## Set problem
Leave out any picture and return the remaining listing below exactly as given.

## Provided records
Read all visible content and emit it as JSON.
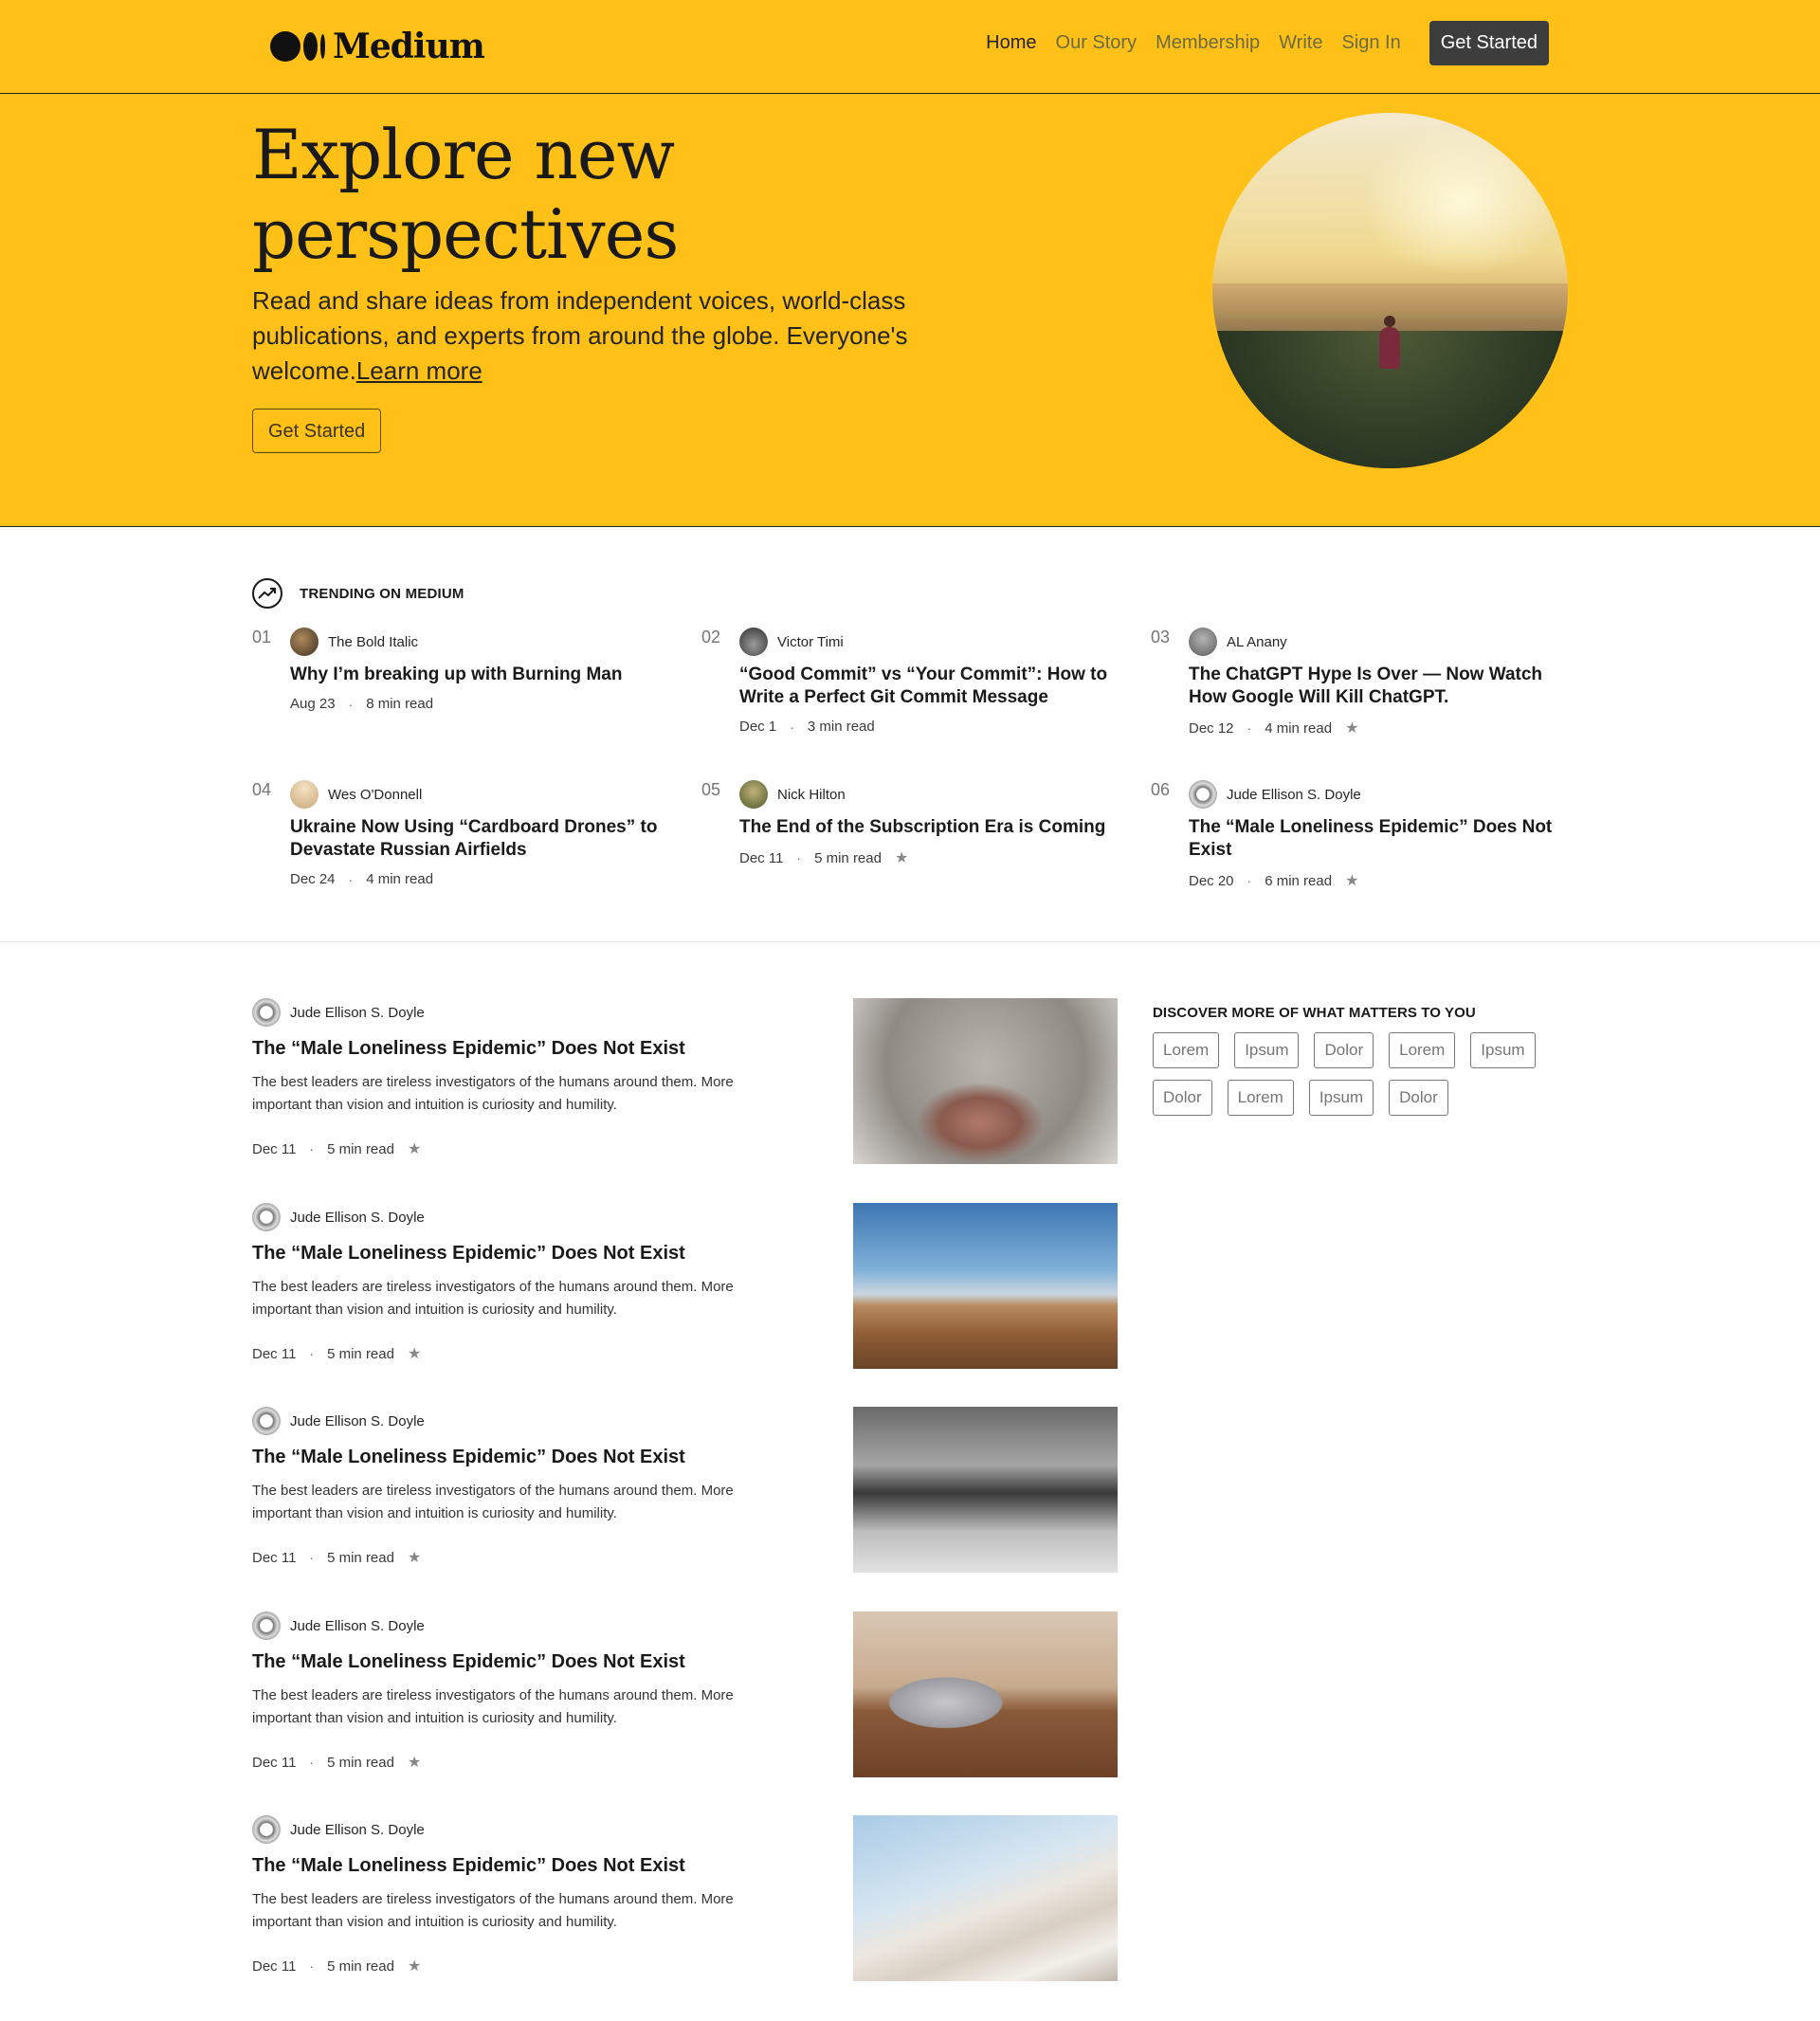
{
  "brand": {
    "name": "Medium"
  },
  "nav": {
    "items": [
      {
        "label": "Home"
      },
      {
        "label": "Our Story"
      },
      {
        "label": "Membership"
      },
      {
        "label": "Write"
      },
      {
        "label": "Sign In"
      }
    ],
    "cta_label": "Get Started"
  },
  "hero": {
    "title": "Explore new perspectives",
    "subtitle": "Read and share ideas from independent voices, world-class publications, and experts from around the globe. Everyone's welcome.",
    "learn_more": "Learn more",
    "cta_label": "Get Started"
  },
  "trending": {
    "heading": "TRENDING ON MEDIUM",
    "items": [
      {
        "num": "01",
        "author": "The Bold Italic",
        "title": "Why I’m breaking up with Burning Man",
        "date": "Aug 23",
        "read": "8 min read",
        "starred": false
      },
      {
        "num": "02",
        "author": "Victor Timi",
        "title": "“Good Commit” vs “Your Commit”: How to Write a Perfect Git Commit Message",
        "date": "Dec 1",
        "read": "3 min read",
        "starred": false
      },
      {
        "num": "03",
        "author": "AL Anany",
        "title": "The ChatGPT Hype Is Over — Now Watch How Google Will Kill ChatGPT.",
        "date": "Dec 12",
        "read": "4 min read",
        "starred": true
      },
      {
        "num": "04",
        "author": "Wes O'Donnell",
        "title": "Ukraine Now Using “Cardboard Drones” to Devastate Russian Airfields",
        "date": "Dec 24",
        "read": "4 min read",
        "starred": false
      },
      {
        "num": "05",
        "author": "Nick Hilton",
        "title": "The End of the Subscription Era is Coming",
        "date": "Dec 11",
        "read": "5 min read",
        "starred": true
      },
      {
        "num": "06",
        "author": "Jude Ellison S. Doyle",
        "title": "The “Male Loneliness Epidemic” Does Not Exist",
        "date": "Dec 20",
        "read": "6 min read",
        "starred": true
      }
    ]
  },
  "feed": {
    "posts": [
      {
        "author": "Jude Ellison S. Doyle",
        "title": "The “Male Loneliness Epidemic” Does Not Exist",
        "desc": "The best leaders are tireless investigators of the humans around them. More important than vision and intuition is curiosity and humility.",
        "date": "Dec 11",
        "read": "5 min read"
      },
      {
        "author": "Jude Ellison S. Doyle",
        "title": "The “Male Loneliness Epidemic” Does Not Exist",
        "desc": "The best leaders are tireless investigators of the humans around them. More important than vision and intuition is curiosity and humility.",
        "date": "Dec 11",
        "read": "5 min read"
      },
      {
        "author": "Jude Ellison S. Doyle",
        "title": "The “Male Loneliness Epidemic” Does Not Exist",
        "desc": "The best leaders are tireless investigators of the humans around them. More important than vision and intuition is curiosity and humility.",
        "date": "Dec 11",
        "read": "5 min read"
      },
      {
        "author": "Jude Ellison S. Doyle",
        "title": "The “Male Loneliness Epidemic” Does Not Exist",
        "desc": "The best leaders are tireless investigators of the humans around them. More important than vision and intuition is curiosity and humility.",
        "date": "Dec 11",
        "read": "5 min read"
      },
      {
        "author": "Jude Ellison S. Doyle",
        "title": "The “Male Loneliness Epidemic” Does Not Exist",
        "desc": "The best leaders are tireless investigators of the humans around them. More important than vision and intuition is curiosity and humility.",
        "date": "Dec 11",
        "read": "5 min read"
      }
    ]
  },
  "discover": {
    "heading": "DISCOVER MORE OF WHAT MATTERS TO YOU",
    "tags": [
      "Lorem",
      "Ipsum",
      "Dolor",
      "Lorem",
      "Ipsum",
      "Dolor",
      "Lorem",
      "Ipsum",
      "Dolor"
    ]
  },
  "icons": {
    "trending": "trending-up-icon",
    "bookmark": "star-icon"
  },
  "colors": {
    "accent": "#ffc017",
    "dark_button": "#3d3d3d"
  }
}
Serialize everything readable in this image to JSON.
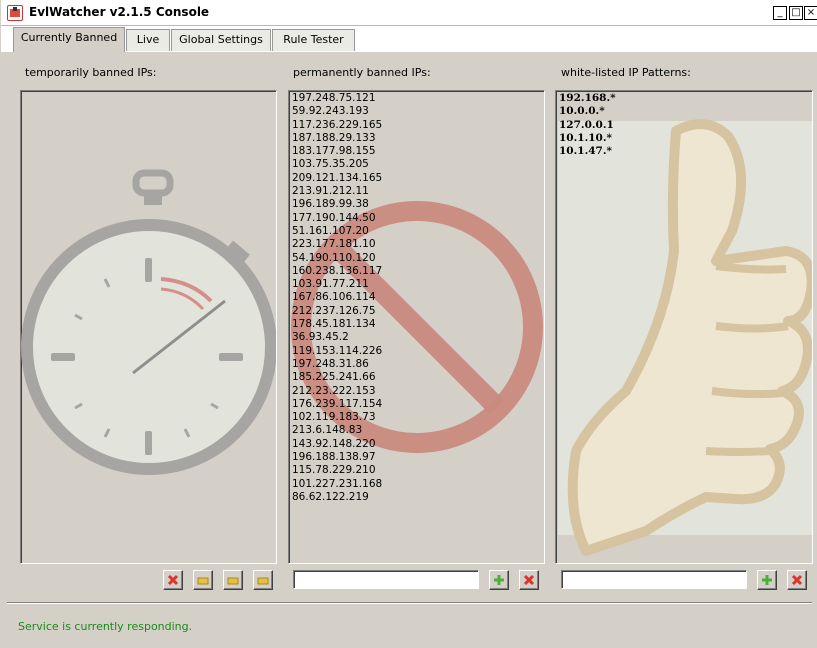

## Reply to the task
Read all visible content and emit it as JSON.
{
  "brand": {
    "name": "Medium"
  },
  "nav": {
    "items": [
      {
        "label": "Home"
      },
      {
        "label": "Our Story"
      },
      {
        "label": "Membership"
      },
      {
        "label": "Write"
      },
      {
        "label": "Sign In"
      }
    ],
    "cta_label": "Get Started"
  },
  "hero": {
    "title": "Explore new perspectives",
    "subtitle": "Read and share ideas from independent voices, world-class publications, and experts from around the globe. Everyone's welcome.",
    "learn_more": "Learn more",
    "cta_label": "Get Started"
  },
  "trending": {
    "heading": "TRENDING ON MEDIUM",
    "items": [
      {
        "num": "01",
        "author": "The Bold Italic",
        "title": "Why I’m breaking up with Burning Man",
        "date": "Aug 23",
        "read": "8 min read",
        "starred": false
      },
      {
        "num": "02",
        "author": "Victor Timi",
        "title": "“Good Commit” vs “Your Commit”: How to Write a Perfect Git Commit Message",
        "date": "Dec 1",
        "read": "3 min read",
        "starred": false
      },
      {
        "num": "03",
        "author": "AL Anany",
        "title": "The ChatGPT Hype Is Over — Now Watch How Google Will Kill ChatGPT.",
        "date": "Dec 12",
        "read": "4 min read",
        "starred": true
      },
      {
        "num": "04",
        "author": "Wes O'Donnell",
        "title": "Ukraine Now Using “Cardboard Drones” to Devastate Russian Airfields",
        "date": "Dec 24",
        "read": "4 min read",
        "starred": false
      },
      {
        "num": "05",
        "author": "Nick Hilton",
        "title": "The End of the Subscription Era is Coming",
        "date": "Dec 11",
        "read": "5 min read",
        "starred": true
      },
      {
        "num": "06",
        "author": "Jude Ellison S. Doyle",
        "title": "The “Male Loneliness Epidemic” Does Not Exist",
        "date": "Dec 20",
        "read": "6 min read",
        "starred": true
      }
    ]
  },
  "feed": {
    "posts": [
      {
        "author": "Jude Ellison S. Doyle",
        "title": "The “Male Loneliness Epidemic” Does Not Exist",
        "desc": "The best leaders are tireless investigators of the humans around them. More important than vision and intuition is curiosity and humility.",
        "date": "Dec 11",
        "read": "5 min read"
      },
      {
        "author": "Jude Ellison S. Doyle",
        "title": "The “Male Loneliness Epidemic” Does Not Exist",
        "desc": "The best leaders are tireless investigators of the humans around them. More important than vision and intuition is curiosity and humility.",
        "date": "Dec 11",
        "read": "5 min read"
      },
      {
        "author": "Jude Ellison S. Doyle",
        "title": "The “Male Loneliness Epidemic” Does Not Exist",
        "desc": "The best leaders are tireless investigators of the humans around them. More important than vision and intuition is curiosity and humility.",
        "date": "Dec 11",
        "read": "5 min read"
      },
      {
        "author": "Jude Ellison S. Doyle",
        "title": "The “Male Loneliness Epidemic” Does Not Exist",
        "desc": "The best leaders are tireless investigators of the humans around them. More important than vision and intuition is curiosity and humility.",
        "date": "Dec 11",
        "read": "5 min read"
      },
      {
        "author": "Jude Ellison S. Doyle",
        "title": "The “Male Loneliness Epidemic” Does Not Exist",
        "desc": "The best leaders are tireless investigators of the humans around them. More important than vision and intuition is curiosity and humility.",
        "date": "Dec 11",
        "read": "5 min read"
      }
    ]
  },
  "discover": {
    "heading": "DISCOVER MORE OF WHAT MATTERS TO YOU",
    "tags": [
      "Lorem",
      "Ipsum",
      "Dolor",
      "Lorem",
      "Ipsum",
      "Dolor",
      "Lorem",
      "Ipsum",
      "Dolor"
    ]
  },
  "icons": {
    "trending": "trending-up-icon",
    "bookmark": "star-icon"
  },
  "colors": {
    "accent": "#ffc017",
    "dark_button": "#3d3d3d"
  }
}
Serialize everything readable in this image to JSON.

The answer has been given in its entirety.